## Listed entries:
○ ○ ○ ○ ○

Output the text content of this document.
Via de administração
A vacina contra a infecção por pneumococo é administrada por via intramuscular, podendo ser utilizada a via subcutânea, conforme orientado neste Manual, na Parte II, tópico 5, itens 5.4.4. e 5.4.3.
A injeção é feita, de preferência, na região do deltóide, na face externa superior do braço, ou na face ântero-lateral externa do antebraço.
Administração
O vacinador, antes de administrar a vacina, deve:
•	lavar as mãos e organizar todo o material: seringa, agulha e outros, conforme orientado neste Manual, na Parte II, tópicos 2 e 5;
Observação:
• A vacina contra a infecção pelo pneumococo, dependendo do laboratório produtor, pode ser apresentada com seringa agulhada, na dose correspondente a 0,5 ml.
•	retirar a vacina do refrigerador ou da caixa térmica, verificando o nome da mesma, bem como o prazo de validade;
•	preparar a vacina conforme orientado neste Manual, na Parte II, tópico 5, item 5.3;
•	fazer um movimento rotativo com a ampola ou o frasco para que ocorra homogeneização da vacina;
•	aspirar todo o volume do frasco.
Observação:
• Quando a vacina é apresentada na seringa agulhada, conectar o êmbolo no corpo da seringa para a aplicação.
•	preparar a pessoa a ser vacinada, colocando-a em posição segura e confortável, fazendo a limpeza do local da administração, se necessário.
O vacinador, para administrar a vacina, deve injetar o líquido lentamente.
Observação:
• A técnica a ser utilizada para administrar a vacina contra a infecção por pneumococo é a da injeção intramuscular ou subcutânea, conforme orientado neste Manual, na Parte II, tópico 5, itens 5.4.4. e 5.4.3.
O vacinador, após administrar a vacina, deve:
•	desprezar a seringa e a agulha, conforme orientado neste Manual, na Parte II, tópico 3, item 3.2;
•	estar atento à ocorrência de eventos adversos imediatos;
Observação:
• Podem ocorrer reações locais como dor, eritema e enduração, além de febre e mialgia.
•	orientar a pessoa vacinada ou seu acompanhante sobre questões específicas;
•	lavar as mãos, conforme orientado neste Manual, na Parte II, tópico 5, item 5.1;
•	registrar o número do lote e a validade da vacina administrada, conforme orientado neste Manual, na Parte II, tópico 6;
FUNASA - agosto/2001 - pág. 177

○ ○ ○ ○ ○

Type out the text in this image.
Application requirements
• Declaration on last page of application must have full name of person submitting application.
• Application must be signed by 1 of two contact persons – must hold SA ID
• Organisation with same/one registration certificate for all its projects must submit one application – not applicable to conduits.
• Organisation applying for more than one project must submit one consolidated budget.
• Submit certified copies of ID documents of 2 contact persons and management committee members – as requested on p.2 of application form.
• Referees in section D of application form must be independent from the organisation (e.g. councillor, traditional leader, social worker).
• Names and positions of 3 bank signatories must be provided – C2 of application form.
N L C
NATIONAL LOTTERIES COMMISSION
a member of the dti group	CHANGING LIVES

○ ○ ○ ○ ○

Read through the entries and copy each line in which "deve" appears.

O vacinador, antes de administrar a vacina, deve:
O vacinador, para administrar a vacina, deve injetar o líquido lentamente.
O vacinador, após administrar a vacina, deve:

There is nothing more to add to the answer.